[Extracted records]
========
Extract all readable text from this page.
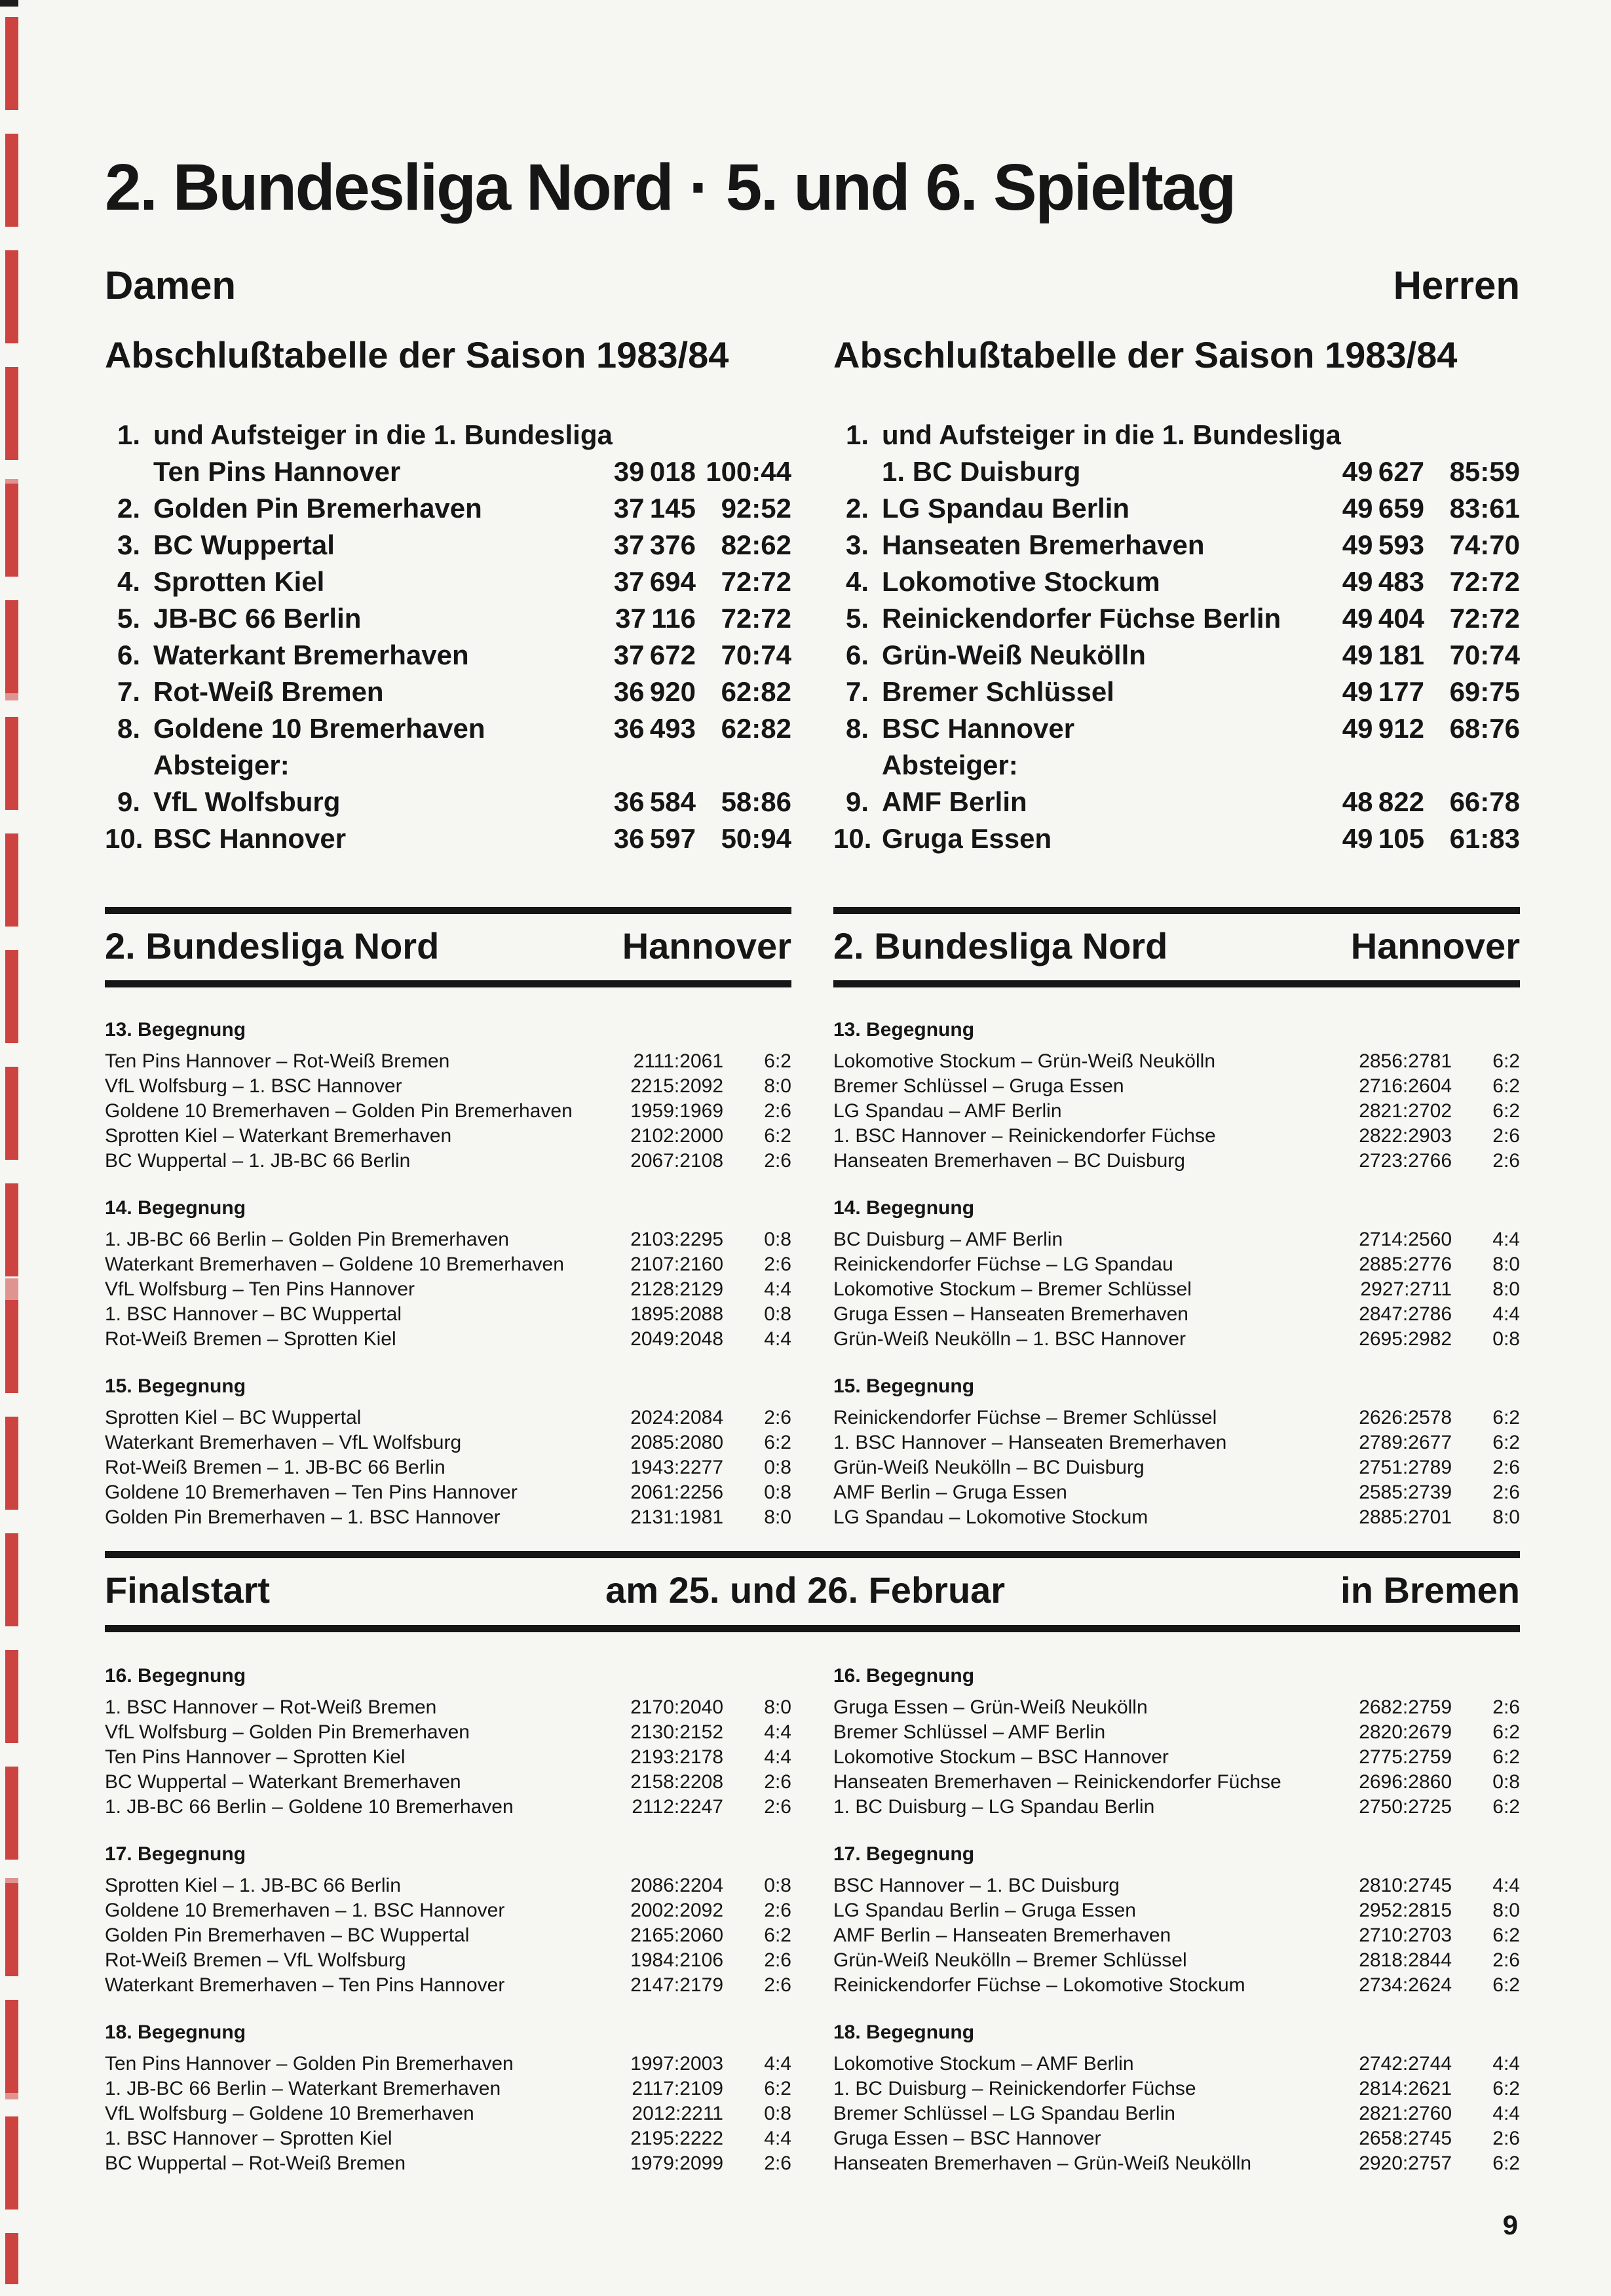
2. Bundesliga Nord · 5. und 6. Spieltag
Damen	Herren
Abschlußtabelle der Saison 1983/84	Abschlußtabelle der Saison 1983/84
1. und Aufsteiger in die 1. Bundesliga
Ten Pins Hannover	39 018 100:44
2. Golden Pin Bremerhaven	37 145 92:52
3. BC Wuppertal	37 376 82:62
4. Sprotten Kiel	37 694 72:72
5. JB-BC 66 Berlin	37 116 72:72
6. Waterkant Bremerhaven	37 672 70:74
7. Rot-Weiß Bremen	36 920 62:82
8. Goldene 10 Bremerhaven	36 493 62:82
Absteiger:
9. VfL Wolfsburg	36 584 58:86
10. BSC Hannover	36 597 50:94
1. und Aufsteiger in die 1. Bundesliga
1. BC Duisburg	49 627 85:59
2. LG Spandau Berlin	49 659 83:61
3. Hanseaten Bremerhaven	49 593 74:70
4. Lokomotive Stockum	49 483 72:72
5. Reinickendorfer Füchse Berlin	49 404 72:72
6. Grün-Weiß Neukölln	49 181 70:74
7. Bremer Schlüssel	49 177 69:75
8. BSC Hannover	49 912 68:76
Absteiger:
9. AMF Berlin	48 822 66:78
10. Gruga Essen	49 105 61:83
2. Bundesliga Nord	Hannover 2. Bundesliga Nord	Hannover
13. Begegnung
Ten Pins Hannover – Rot-Weiß Bremen	2111:2061	6:2
VfL Wolfsburg – 1. BSC Hannover	2215:2092	8:0
Goldene 10 Bremerhaven – Golden Pin Bremerhaven	1959:1969	2:6
Sprotten Kiel – Waterkant Bremerhaven	2102:2000	6:2
BC Wuppertal – 1. JB-BC 66 Berlin	2067:2108	2:6
14. Begegnung
1. JB-BC 66 Berlin – Golden Pin Bremerhaven	2103:2295	0:8
Waterkant Bremerhaven – Goldene 10 Bremerhaven	2107:2160	2:6
VfL Wolfsburg – Ten Pins Hannover	2128:2129	4:4
1. BSC Hannover – BC Wuppertal	1895:2088	0:8
Rot-Weiß Bremen – Sprotten Kiel	2049:2048	4:4
15. Begegnung
Sprotten Kiel – BC Wuppertal	2024:2084	2:6
Waterkant Bremerhaven – VfL Wolfsburg	2085:2080	6:2
Rot-Weiß Bremen – 1. JB-BC 66 Berlin	1943:2277	0:8
Goldene 10 Bremerhaven – Ten Pins Hannover	2061:2256	0:8
Golden Pin Bremerhaven – 1. BSC Hannover	2131:1981	8:0
13. Begegnung
Lokomotive Stockum – Grün-Weiß Neukölln	2856:2781	6:2
Bremer Schlüssel – Gruga Essen	2716:2604	6:2
LG Spandau – AMF Berlin	2821:2702	6:2
1. BSC Hannover – Reinickendorfer Füchse	2822:2903	2:6
Hanseaten Bremerhaven – BC Duisburg	2723:2766	2:6
14. Begegnung
BC Duisburg – AMF Berlin	2714:2560	4:4
Reinickendorfer Füchse – LG Spandau	2885:2776	8:0
Lokomotive Stockum – Bremer Schlüssel	2927:2711	8:0
Gruga Essen – Hanseaten Bremerhaven	2847:2786	4:4
Grün-Weiß Neukölln – 1. BSC Hannover	2695:2982	0:8
15. Begegnung
Reinickendorfer Füchse – Bremer Schlüssel	2626:2578	6:2
1. BSC Hannover – Hanseaten Bremerhaven	2789:2677	6:2
Grün-Weiß Neukölln – BC Duisburg	2751:2789	2:6
AMF Berlin – Gruga Essen	2585:2739	2:6
LG Spandau – Lokomotive Stockum	2885:2701	8:0
Finalstart	am 25. und 26. Februar	in Bremen
16. Begegnung
1. BSC Hannover – Rot-Weiß Bremen	2170:2040	8:0
VfL Wolfsburg – Golden Pin Bremerhaven	2130:2152	4:4
Ten Pins Hannover – Sprotten Kiel	2193:2178	4:4
BC Wuppertal – Waterkant Bremerhaven	2158:2208	2:6
1. JB-BC 66 Berlin – Goldene 10 Bremerhaven	2112:2247	2:6
17. Begegnung
Sprotten Kiel – 1. JB-BC 66 Berlin	2086:2204	0:8
Goldene 10 Bremerhaven – 1. BSC Hannover	2002:2092	2:6
Golden Pin Bremerhaven – BC Wuppertal	2165:2060	6:2
Rot-Weiß Bremen – VfL Wolfsburg	1984:2106	2:6
Waterkant Bremerhaven – Ten Pins Hannover	2147:2179	2:6
18. Begegnung
Ten Pins Hannover – Golden Pin Bremerhaven	1997:2003	4:4
1. JB-BC 66 Berlin – Waterkant Bremerhaven	2117:2109	6:2
VfL Wolfsburg – Goldene 10 Bremerhaven	2012:2211	0:8
1. BSC Hannover – Sprotten Kiel	2195:2222	4:4
BC Wuppertal – Rot-Weiß Bremen	1979:2099	2:6
16. Begegnung
Gruga Essen – Grün-Weiß Neukölln	2682:2759	2:6
Bremer Schlüssel – AMF Berlin	2820:2679	6:2
Lokomotive Stockum – BSC Hannover	2775:2759	6:2
Hanseaten Bremerhaven – Reinickendorfer Füchse	2696:2860	0:8
1. BC Duisburg – LG Spandau Berlin	2750:2725	6:2
17. Begegnung
BSC Hannover – 1. BC Duisburg	2810:2745	4:4
LG Spandau Berlin – Gruga Essen	2952:2815	8:0
AMF Berlin – Hanseaten Bremerhaven	2710:2703	6:2
Grün-Weiß Neukölln – Bremer Schlüssel	2818:2844	2:6
Reinickendorfer Füchse – Lokomotive Stockum	2734:2624	6:2
18. Begegnung
Lokomotive Stockum – AMF Berlin	2742:2744	4:4
1. BC Duisburg – Reinickendorfer Füchse	2814:2621	6:2
Bremer Schlüssel – LG Spandau Berlin	2821:2760	4:4
Gruga Essen – BSC Hannover	2658:2745	2:6
Hanseaten Bremerhaven – Grün-Weiß Neukölln	2920:2757	6:2
9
========
### JOB
Quote all the records verbatim, dropping any pictures from your copy.

### CORRECT RESULT
Extract all readable text from this page.
2. Bundesliga Nord · 5. und 6. Spieltag
Damen	Herren
Abschlußtabelle der Saison 1983/84	Abschlußtabelle der Saison 1983/84
1. und Aufsteiger in die 1. Bundesliga
Ten Pins Hannover	39 018 100:44
2. Golden Pin Bremerhaven	37 145 92:52
3. BC Wuppertal	37 376 82:62
4. Sprotten Kiel	37 694 72:72
5. JB-BC 66 Berlin	37 116 72:72
6. Waterkant Bremerhaven	37 672 70:74
7. Rot-Weiß Bremen	36 920 62:82
8. Goldene 10 Bremerhaven	36 493 62:82
Absteiger:
9. VfL Wolfsburg	36 584 58:86
10. BSC Hannover	36 597 50:94
1. und Aufsteiger in die 1. Bundesliga
1. BC Duisburg	49 627 85:59
2. LG Spandau Berlin	49 659 83:61
3. Hanseaten Bremerhaven	49 593 74:70
4. Lokomotive Stockum	49 483 72:72
5. Reinickendorfer Füchse Berlin	49 404 72:72
6. Grün-Weiß Neukölln	49 181 70:74
7. Bremer Schlüssel	49 177 69:75
8. BSC Hannover	49 912 68:76
Absteiger:
9. AMF Berlin	48 822 66:78
10. Gruga Essen	49 105 61:83
2. Bundesliga Nord	Hannover 2. Bundesliga Nord	Hannover
13. Begegnung
Ten Pins Hannover – Rot-Weiß Bremen	2111:2061	6:2
VfL Wolfsburg – 1. BSC Hannover	2215:2092	8:0
Goldene 10 Bremerhaven – Golden Pin Bremerhaven	1959:1969	2:6
Sprotten Kiel – Waterkant Bremerhaven	2102:2000	6:2
BC Wuppertal – 1. JB-BC 66 Berlin	2067:2108	2:6
14. Begegnung
1. JB-BC 66 Berlin – Golden Pin Bremerhaven	2103:2295	0:8
Waterkant Bremerhaven – Goldene 10 Bremerhaven	2107:2160	2:6
VfL Wolfsburg – Ten Pins Hannover	2128:2129	4:4
1. BSC Hannover – BC Wuppertal	1895:2088	0:8
Rot-Weiß Bremen – Sprotten Kiel	2049:2048	4:4
15. Begegnung
Sprotten Kiel – BC Wuppertal	2024:2084	2:6
Waterkant Bremerhaven – VfL Wolfsburg	2085:2080	6:2
Rot-Weiß Bremen – 1. JB-BC 66 Berlin	1943:2277	0:8
Goldene 10 Bremerhaven – Ten Pins Hannover	2061:2256	0:8
Golden Pin Bremerhaven – 1. BSC Hannover	2131:1981	8:0
13. Begegnung
Lokomotive Stockum – Grün-Weiß Neukölln	2856:2781	6:2
Bremer Schlüssel – Gruga Essen	2716:2604	6:2
LG Spandau – AMF Berlin	2821:2702	6:2
1. BSC Hannover – Reinickendorfer Füchse	2822:2903	2:6
Hanseaten Bremerhaven – BC Duisburg	2723:2766	2:6
14. Begegnung
BC Duisburg – AMF Berlin	2714:2560	4:4
Reinickendorfer Füchse – LG Spandau	2885:2776	8:0
Lokomotive Stockum – Bremer Schlüssel	2927:2711	8:0
Gruga Essen – Hanseaten Bremerhaven	2847:2786	4:4
Grün-Weiß Neukölln – 1. BSC Hannover	2695:2982	0:8
15. Begegnung
Reinickendorfer Füchse – Bremer Schlüssel	2626:2578	6:2
1. BSC Hannover – Hanseaten Bremerhaven	2789:2677	6:2
Grün-Weiß Neukölln – BC Duisburg	2751:2789	2:6
AMF Berlin – Gruga Essen	2585:2739	2:6
LG Spandau – Lokomotive Stockum	2885:2701	8:0
Finalstart	am 25. und 26. Februar	in Bremen
16. Begegnung
1. BSC Hannover – Rot-Weiß Bremen	2170:2040	8:0
VfL Wolfsburg – Golden Pin Bremerhaven	2130:2152	4:4
Ten Pins Hannover – Sprotten Kiel	2193:2178	4:4
BC Wuppertal – Waterkant Bremerhaven	2158:2208	2:6
1. JB-BC 66 Berlin – Goldene 10 Bremerhaven	2112:2247	2:6
17. Begegnung
Sprotten Kiel – 1. JB-BC 66 Berlin	2086:2204	0:8
Goldene 10 Bremerhaven – 1. BSC Hannover	2002:2092	2:6
Golden Pin Bremerhaven – BC Wuppertal	2165:2060	6:2
Rot-Weiß Bremen – VfL Wolfsburg	1984:2106	2:6
Waterkant Bremerhaven – Ten Pins Hannover	2147:2179	2:6
18. Begegnung
Ten Pins Hannover – Golden Pin Bremerhaven	1997:2003	4:4
1. JB-BC 66 Berlin – Waterkant Bremerhaven	2117:2109	6:2
VfL Wolfsburg – Goldene 10 Bremerhaven	2012:2211	0:8
1. BSC Hannover – Sprotten Kiel	2195:2222	4:4
BC Wuppertal – Rot-Weiß Bremen	1979:2099	2:6
16. Begegnung
Gruga Essen – Grün-Weiß Neukölln	2682:2759	2:6
Bremer Schlüssel – AMF Berlin	2820:2679	6:2
Lokomotive Stockum – BSC Hannover	2775:2759	6:2
Hanseaten Bremerhaven – Reinickendorfer Füchse	2696:2860	0:8
1. BC Duisburg – LG Spandau Berlin	2750:2725	6:2
17. Begegnung
BSC Hannover – 1. BC Duisburg	2810:2745	4:4
LG Spandau Berlin – Gruga Essen	2952:2815	8:0
AMF Berlin – Hanseaten Bremerhaven	2710:2703	6:2
Grün-Weiß Neukölln – Bremer Schlüssel	2818:2844	2:6
Reinickendorfer Füchse – Lokomotive Stockum	2734:2624	6:2
18. Begegnung
Lokomotive Stockum – AMF Berlin	2742:2744	4:4
1. BC Duisburg – Reinickendorfer Füchse	2814:2621	6:2
Bremer Schlüssel – LG Spandau Berlin	2821:2760	4:4
Gruga Essen – BSC Hannover	2658:2745	2:6
Hanseaten Bremerhaven – Grün-Weiß Neukölln	2920:2757	6:2
9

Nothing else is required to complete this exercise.